** Study text follows **

Since December 1993, he has been a deputy of the State Duma of the Federal Assembly of the Russian Federation of the first convocation, a member of the Party of Russian Unity and Accord faction.

From 20 January to 6 November 1994, he was the Minister of Economy of the Russian Federation.

From 23 March to 6 November 1994, he served as the Deputy Chairman of the Government of the Russian Federation.

=== In the State Duma ===
In 1995, he took an active part in the creation of the VOPD "Our Home – Russia", was deputy chairman of the Political Council of the NDR.

Since December 1995, he has been a deputy of the State Duma of the Federal Assembly of the Russian Federation of the second convocation.

From 1996 to 1997, he served as the First Deputy Chairman of the State Duma.

In September 1998, he was appointed Deputy Chairman of the Government of the Russian Federation in the Yevgeny Primakov's Cabinet, but even before the official resignation of his deputy powers in October 1998, he resigned from this position.

Since December 1999, he was the Deputy of the State Duma of the Federal Assembly of the Russian Federation of the third convocation in the Tushinsky electoral district of Moscow as an independent candidate, member of the People's Deputy group, Chairman of the Committee on Credit Organizations and Financial Markets, member of the Commission on Restructuring, Insolvency (Bankruptcy) and Liquidation of Credit Organizations, member of the Commission on Public Debt and Foreign Assets of the Russian Federation, Chairman of the Interdepartmental Commission of the Security Council of Russia on Economic Security, head of the parliamentary delegations to the Parliamentary Assembly of the Council of Europe and the Deputy Chairman of the Parliamentary Assembly of the Council of Europe from Russia.

In October 2002, he prematurely resigned as a deputy of the State Duma of the Federal Assembly of the Russian Federation.

** End of Study text **

▶ **Parts of the exercise**:
**a)** Say whether each statement agrees with the career text, and quote the words that decide it: (i) he was Minister of Economy from 20 January to 6 November 1994; (ii) in the third convocation he ran in the Tushinsky district as a party nominee; (iii) he was First Deputy Chairman of the State Duma from 1996 to 1998.
**b)** Carry on the career text past its last sentence, keeping its style.

** Dataset records follows **

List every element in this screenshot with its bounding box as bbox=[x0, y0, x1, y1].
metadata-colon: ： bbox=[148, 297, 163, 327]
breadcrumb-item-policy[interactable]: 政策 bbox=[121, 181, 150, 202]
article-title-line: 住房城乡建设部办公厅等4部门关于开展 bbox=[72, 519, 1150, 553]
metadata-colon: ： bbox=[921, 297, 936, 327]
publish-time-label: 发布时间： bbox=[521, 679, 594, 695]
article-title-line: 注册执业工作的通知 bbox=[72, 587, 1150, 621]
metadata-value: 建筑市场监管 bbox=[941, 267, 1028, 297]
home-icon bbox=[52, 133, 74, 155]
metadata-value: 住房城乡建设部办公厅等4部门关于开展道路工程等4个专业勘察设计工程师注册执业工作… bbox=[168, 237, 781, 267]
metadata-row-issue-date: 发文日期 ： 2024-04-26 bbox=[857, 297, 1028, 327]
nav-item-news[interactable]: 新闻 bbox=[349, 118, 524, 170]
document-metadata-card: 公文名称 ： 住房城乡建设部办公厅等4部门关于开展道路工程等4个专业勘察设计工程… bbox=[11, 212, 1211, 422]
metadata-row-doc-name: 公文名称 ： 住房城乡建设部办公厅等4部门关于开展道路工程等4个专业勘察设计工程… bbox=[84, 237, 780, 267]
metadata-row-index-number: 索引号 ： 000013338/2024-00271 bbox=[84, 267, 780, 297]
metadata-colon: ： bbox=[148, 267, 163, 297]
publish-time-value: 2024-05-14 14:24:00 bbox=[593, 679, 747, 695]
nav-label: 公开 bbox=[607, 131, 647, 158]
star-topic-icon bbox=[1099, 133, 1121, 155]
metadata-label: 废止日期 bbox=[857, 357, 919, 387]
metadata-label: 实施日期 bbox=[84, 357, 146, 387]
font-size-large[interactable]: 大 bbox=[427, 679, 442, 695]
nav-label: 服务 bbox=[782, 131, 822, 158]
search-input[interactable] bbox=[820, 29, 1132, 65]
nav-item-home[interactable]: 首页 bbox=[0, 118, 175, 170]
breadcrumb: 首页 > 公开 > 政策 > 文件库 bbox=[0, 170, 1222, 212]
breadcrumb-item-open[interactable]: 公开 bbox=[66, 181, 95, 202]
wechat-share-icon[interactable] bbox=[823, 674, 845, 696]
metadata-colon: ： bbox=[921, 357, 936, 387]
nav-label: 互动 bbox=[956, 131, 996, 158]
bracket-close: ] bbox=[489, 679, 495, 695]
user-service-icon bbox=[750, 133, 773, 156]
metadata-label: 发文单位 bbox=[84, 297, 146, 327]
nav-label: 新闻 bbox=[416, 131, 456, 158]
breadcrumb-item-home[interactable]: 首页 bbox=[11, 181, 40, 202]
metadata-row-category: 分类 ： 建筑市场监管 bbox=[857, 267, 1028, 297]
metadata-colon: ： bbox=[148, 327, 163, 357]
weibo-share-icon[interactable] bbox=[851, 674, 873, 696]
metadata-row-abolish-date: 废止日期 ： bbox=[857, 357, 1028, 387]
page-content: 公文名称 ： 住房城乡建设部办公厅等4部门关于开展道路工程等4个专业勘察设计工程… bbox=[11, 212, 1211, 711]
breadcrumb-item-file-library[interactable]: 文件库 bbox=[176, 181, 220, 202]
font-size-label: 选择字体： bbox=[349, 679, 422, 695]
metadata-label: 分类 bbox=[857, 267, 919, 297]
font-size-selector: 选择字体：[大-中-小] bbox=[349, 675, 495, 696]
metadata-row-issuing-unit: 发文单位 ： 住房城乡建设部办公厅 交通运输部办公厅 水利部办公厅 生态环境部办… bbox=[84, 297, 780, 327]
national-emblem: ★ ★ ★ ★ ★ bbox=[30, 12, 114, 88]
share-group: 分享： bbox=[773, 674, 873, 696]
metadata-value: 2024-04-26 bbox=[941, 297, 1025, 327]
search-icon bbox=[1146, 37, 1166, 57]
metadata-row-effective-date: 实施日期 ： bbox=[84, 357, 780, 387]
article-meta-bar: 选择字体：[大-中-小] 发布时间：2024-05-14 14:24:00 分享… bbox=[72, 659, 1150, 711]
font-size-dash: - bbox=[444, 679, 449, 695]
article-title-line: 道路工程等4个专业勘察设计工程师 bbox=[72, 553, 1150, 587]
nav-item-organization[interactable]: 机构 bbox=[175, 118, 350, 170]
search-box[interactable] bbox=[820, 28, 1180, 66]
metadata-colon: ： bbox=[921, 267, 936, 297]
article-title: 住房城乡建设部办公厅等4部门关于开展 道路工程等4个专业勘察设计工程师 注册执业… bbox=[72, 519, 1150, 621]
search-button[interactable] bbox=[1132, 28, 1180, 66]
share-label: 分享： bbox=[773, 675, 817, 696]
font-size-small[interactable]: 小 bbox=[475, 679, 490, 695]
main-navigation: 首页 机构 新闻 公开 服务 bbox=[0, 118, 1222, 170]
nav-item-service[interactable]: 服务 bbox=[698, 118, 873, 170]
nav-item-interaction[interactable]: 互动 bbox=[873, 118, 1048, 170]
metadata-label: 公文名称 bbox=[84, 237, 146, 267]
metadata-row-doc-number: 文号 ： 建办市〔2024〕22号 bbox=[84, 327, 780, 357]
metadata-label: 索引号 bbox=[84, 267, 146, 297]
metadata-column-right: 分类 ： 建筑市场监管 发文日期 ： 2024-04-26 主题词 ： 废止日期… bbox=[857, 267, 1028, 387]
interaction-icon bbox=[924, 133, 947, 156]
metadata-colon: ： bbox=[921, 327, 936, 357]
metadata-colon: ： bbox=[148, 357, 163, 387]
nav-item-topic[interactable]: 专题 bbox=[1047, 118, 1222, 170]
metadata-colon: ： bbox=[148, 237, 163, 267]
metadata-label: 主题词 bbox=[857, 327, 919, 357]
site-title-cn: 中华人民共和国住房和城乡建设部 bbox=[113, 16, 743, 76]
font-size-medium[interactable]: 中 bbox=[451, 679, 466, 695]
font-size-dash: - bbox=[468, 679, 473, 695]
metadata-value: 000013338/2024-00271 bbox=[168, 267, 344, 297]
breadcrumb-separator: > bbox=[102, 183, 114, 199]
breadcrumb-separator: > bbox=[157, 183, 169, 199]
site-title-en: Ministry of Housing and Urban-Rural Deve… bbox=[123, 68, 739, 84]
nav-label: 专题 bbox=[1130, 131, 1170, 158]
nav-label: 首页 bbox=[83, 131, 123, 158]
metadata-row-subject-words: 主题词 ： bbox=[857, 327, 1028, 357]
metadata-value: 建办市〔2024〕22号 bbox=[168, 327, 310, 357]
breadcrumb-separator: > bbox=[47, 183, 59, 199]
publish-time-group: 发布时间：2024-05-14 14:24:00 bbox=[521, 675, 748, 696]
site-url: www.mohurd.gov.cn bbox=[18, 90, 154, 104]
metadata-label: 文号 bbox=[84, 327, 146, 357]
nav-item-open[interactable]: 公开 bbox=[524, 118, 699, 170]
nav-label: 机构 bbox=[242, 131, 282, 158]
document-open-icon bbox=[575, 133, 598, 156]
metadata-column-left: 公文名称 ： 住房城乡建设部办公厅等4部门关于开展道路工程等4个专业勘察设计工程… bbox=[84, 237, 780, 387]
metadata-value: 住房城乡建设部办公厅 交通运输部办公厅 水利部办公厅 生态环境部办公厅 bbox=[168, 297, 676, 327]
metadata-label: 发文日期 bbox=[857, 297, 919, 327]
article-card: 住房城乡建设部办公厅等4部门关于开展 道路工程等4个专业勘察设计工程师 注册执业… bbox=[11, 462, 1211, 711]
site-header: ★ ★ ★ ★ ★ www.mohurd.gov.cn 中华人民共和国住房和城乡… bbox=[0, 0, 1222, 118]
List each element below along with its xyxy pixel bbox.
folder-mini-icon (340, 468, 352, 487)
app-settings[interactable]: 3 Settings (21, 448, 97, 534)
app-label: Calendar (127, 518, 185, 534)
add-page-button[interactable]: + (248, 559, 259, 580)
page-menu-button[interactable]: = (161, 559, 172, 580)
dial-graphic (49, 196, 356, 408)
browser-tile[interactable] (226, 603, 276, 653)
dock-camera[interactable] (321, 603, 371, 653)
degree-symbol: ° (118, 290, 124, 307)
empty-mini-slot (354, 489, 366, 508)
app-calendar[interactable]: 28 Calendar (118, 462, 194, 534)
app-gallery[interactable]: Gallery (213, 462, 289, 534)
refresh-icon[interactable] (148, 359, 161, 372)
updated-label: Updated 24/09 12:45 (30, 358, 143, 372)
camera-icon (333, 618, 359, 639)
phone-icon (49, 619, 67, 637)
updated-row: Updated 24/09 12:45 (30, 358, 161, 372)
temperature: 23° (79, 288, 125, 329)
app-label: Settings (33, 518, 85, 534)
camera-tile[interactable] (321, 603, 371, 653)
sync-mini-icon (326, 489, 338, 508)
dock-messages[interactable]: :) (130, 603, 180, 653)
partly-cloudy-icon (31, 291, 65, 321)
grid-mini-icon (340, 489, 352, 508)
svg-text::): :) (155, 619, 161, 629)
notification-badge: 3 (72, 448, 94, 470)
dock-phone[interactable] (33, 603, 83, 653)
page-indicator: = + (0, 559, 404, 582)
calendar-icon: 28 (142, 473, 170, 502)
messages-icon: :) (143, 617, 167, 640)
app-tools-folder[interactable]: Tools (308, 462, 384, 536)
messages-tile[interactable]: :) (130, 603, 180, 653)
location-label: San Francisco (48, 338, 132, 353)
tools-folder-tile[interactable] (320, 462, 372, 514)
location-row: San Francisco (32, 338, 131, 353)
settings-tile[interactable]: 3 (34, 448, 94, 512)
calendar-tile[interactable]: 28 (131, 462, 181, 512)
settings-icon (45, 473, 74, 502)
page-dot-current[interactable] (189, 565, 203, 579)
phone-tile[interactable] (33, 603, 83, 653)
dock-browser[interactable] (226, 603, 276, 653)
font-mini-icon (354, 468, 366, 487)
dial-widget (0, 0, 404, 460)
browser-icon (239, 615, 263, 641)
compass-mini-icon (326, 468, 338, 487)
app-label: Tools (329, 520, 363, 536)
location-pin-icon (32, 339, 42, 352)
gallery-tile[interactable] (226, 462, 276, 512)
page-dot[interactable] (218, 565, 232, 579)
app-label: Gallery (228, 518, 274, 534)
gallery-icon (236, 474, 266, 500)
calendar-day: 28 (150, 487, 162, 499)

** End of Dataset records **

▶ **Responses in order**:
**a)**
(i) Yes: "From 20 January to 6 November 1994, he was the Minister of Economy of the Russian Federation."
(ii) No: "in the Tushinsky electoral district of Moscow as an independent candidate"
(iii) No: "From 1996 to 1997, he served as the First Deputy Chairman of the State Duma."

**b)**
== Public political activity ==
Since 1995, he has been the President of the National Research University Higher School of Economics (HSE).

From 2002 to 2005, he served as the Chairman of the Supervisory Board of the Renaissance Capital Investment Group.

Since February 2003, he has been Chairman of the Expert Council at the Federal Commission of Securities Market of Russia (FCSM of Russia).

Since 2004, he is a member of the United Russia Party.

Since 2004, he is the Vice-President of the Russian Union of Industrialists and Entrepreneurs (RSPP), Chairman of the All-Russian Association of Employers «Coordinating Council of Employers' Associations of Russia».

Since 30 September 2005, he has been President of the Russian Union of Industrialists and Entrepreneurs.

From 2007 to July 2014, he headed the Russian part of the Russian-Chinese Chamber for Trade Promotion of Machine-Technical and Innovative Products, was a member of the Board of Directors of the Russian-Chinese Center for Trade and Economic Cooperation.

Since 2011, he has been a member of the Board of Trustees of the Russian International Affairs Council.

He was a member of the Civic Chamber of the Russian Federation before being elected in 2009 to the Presidium of the General Council of the United Russia. On 30 May 2008, he was elected to the Board of Directors of TGC-10. He has also been a member of the Boards of Directors of Russian Railways and Baltika Breweries Company since 2008.

On 6 February 2012, he was officially registered as a proxy for the presidential candidate of the Russian Federation, at that time the current Prime Minister, Vladimir Putin.

In September 2016, he became a trusted representative of the United Russia Party in 2016 Russian legislative election.

In 2023, he joined the initiative group to nominate Vladimir Putin as a candidate for the 2024 Russian presidential election.

In 2024, he became a confidant of Russian presidential candidate Vladimir Putin.

== Family ==
He is married to Tatiana, and has two children, Dmitry and Evgenia Shokhin, and five grandchildren. Dmitry Shokhin is married to actress Alice Khazanova, daughter of Russian artist Gennady Khazanov.

== Diplomatic rank ==

- Envoy Extraordinary and Plenipotentiary of the 1st class (February 15, 1991)

== Sanctions ==
Since 2014, he is sanctioned by European Union.

He was sanctioned by the UK government in 2022 in relation to the Russo-Ukrainian War.